*文書の抜粋:*
'''
機能性月経困難症(原発性月経困難症)とは,骨盤内に器質的な原因がなくて月経困難症を伴うものをいう.思春期女性にみられる多くの月経困難症はこれである.機能性月経困難症では,子宮発育不全に基づく子宮筋の収縮調節障害や黄体期のプロゲステロン作用の不均衡による月経時の子宮筋の過収縮が起こり,その結果,子宮筋への血流の減少,虚血を引き起こし,疼痛を生じると考えられている.そのほかにも,ホルモン分泌障害,自律神経失調などによると考えられている.
症状は,月経時の疼痛,悪心,嘔吐,食欲不振などである.月経の開始直前または開始よりこれらの症状が出現し,終了とともに症状が消失ないし軽減する.月経と症状の出現,その程度などをよく問診する.原発性の多くは,排卵周期で起こるために基礎体温測定などが参考となる.若年者は,散発性無排卵周期であることも多いので,初経から月経困難症の発症をみたもの,月経困難症が毎周期発症するか,ときにきわめて軽度な周期(無排卵周期)のあるものなども,器質性月経困難症との鑑別に有用な問診事項である.
診断には,月経の開始直前または開始よりこれらの症状が出現し,終了とともに症状が消失ないし軽減するので,月経と症状の出現,その程度などをよく問診する.内診,超音波断層検査,内視鏡などにより子宮筋腫,子宮内膜症,子宮腺筋症,子宮・付属器などの炎症,子宮後屈症,子宮奇形などの器質的疾患を除外することも重要である.若年者の多くは機能性月経困難症であることが多いが,初経後2年ほど経過していると子宮内膜症などの器質性月経困難症も考慮に入れる必要がある.なお,器質的月経困難症との鑑別とともに,月経前緊張症との鑑別にも注意する(後述).
'''
*やること:*
(a) 抜粋の「症状は,月経時の疼痛」で始まる段落を、主な事実を残したまま箇条書きで短くまとめること。
(b) 抜粋の「機能性月経困難症(原発性月経」から「などによると考えられている.」までを、「疼痛」を「痛み」に置き換えて更新してください。
(c) 抜粋によると、機能性月経困難症で月経時に子宮筋の過収縮が起こると、その結果どうなると考えられているか。

*記録データ:*
'''
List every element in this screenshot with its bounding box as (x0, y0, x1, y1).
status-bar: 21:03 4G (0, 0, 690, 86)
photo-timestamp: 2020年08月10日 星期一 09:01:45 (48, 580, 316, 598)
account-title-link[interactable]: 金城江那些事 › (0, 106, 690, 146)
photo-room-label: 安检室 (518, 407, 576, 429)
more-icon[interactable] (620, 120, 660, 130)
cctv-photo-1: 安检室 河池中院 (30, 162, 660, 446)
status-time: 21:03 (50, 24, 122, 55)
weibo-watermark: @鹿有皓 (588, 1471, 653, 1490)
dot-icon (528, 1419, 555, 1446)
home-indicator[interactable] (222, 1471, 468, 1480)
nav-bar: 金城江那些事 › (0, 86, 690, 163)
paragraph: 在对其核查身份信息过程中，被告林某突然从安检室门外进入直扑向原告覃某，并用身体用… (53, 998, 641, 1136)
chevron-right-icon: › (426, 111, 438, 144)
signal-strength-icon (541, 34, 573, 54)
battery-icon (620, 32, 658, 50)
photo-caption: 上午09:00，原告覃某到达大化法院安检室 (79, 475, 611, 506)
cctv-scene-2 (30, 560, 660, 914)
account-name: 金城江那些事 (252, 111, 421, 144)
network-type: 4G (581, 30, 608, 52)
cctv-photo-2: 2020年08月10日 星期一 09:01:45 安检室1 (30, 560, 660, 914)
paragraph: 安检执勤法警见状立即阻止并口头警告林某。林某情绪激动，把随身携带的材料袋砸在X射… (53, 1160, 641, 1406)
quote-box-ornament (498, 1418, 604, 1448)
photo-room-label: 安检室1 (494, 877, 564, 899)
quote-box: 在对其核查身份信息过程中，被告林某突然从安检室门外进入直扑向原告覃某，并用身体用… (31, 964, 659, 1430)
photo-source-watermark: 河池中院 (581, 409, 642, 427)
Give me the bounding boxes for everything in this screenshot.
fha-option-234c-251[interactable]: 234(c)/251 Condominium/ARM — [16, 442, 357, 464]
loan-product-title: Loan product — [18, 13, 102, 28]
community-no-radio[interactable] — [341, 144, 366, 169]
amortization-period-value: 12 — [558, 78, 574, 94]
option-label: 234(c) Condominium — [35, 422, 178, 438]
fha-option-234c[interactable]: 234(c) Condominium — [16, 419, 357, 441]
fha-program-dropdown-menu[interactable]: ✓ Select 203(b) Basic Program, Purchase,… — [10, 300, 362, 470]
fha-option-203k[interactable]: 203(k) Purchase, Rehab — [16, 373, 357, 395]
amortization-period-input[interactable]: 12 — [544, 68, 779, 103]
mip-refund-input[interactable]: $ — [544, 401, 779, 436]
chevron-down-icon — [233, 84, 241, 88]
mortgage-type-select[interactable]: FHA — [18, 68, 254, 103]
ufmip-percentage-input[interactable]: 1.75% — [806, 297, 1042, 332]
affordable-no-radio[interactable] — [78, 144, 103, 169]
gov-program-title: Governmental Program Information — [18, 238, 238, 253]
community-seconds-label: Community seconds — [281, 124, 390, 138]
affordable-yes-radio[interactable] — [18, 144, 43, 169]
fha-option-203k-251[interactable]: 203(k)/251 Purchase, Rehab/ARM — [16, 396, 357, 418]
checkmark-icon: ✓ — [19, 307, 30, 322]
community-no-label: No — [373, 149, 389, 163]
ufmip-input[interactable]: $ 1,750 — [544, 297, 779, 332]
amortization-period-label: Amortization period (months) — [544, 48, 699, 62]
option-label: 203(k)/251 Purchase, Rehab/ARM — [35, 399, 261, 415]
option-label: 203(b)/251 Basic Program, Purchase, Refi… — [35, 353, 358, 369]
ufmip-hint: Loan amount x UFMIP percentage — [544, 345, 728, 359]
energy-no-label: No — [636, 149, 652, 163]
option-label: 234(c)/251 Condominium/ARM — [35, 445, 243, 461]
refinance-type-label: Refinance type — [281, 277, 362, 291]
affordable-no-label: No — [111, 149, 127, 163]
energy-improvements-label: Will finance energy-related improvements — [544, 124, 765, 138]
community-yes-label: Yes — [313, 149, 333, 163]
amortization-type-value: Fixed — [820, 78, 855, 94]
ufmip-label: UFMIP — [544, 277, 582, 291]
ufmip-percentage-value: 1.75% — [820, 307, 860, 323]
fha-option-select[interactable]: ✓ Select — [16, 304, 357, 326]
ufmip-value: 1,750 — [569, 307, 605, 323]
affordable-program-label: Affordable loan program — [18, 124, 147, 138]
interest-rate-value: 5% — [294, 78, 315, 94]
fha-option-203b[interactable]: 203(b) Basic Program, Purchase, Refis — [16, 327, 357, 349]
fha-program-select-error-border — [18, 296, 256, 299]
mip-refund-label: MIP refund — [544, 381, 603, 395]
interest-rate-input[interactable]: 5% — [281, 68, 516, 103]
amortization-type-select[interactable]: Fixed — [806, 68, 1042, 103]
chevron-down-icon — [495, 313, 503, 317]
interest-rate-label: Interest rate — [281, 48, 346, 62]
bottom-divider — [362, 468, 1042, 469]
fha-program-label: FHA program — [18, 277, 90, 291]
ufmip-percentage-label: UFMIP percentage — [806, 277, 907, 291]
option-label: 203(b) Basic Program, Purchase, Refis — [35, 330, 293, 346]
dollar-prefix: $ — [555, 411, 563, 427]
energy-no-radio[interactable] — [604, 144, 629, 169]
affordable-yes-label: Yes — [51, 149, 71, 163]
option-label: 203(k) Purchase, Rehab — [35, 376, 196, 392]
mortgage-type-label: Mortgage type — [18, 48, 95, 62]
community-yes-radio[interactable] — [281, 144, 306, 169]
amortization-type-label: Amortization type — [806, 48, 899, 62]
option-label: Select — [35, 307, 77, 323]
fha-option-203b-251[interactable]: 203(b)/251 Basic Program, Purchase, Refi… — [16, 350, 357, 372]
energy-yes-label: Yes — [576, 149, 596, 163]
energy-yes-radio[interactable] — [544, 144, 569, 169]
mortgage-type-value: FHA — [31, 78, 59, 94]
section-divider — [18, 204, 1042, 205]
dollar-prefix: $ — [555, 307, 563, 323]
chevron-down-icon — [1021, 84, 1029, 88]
'''
*解答:*
(a)
- 症状は月経時の疼痛、悪心、嘔吐、食欲不振など
- 月経開始直前または開始とともに出現し、終了とともに消失ないし軽減する
- 月経と症状の出現、その程度などをよく問診する
- 原発性の多くは排卵周期で起こるため、基礎体温測定などが参考になる
- 若年者は散発性無排卵周期も多いため、初経からの発症か、毎周期発症するか、きわめて軽度な周期(無排卵周期)があるかなどが、器質性月経困難症との鑑別に有用な問診事項となる

(b)
機能性月経困難症(原発性月経困難症)とは,骨盤内に器質的な原因がなくて月経困難症を伴うものをいう.思春期女性にみられる多くの月経困難症はこれである.機能性月経困難症では,子宮発育不全に基づく子宮筋の収縮調節障害や黄体期のプロゲステロン作用の不均衡による月経時の子宮筋の過収縮が起こり,その結果,子宮筋への血流の減少,虚血を引き起こし,痛みを生じると考えられている.そのほかにも,ホルモン分泌障害,自律神経失調などによると考えられている.

(c) 子宮筋への血流が減少して虚血が起こり、疼痛が生じると考えられている。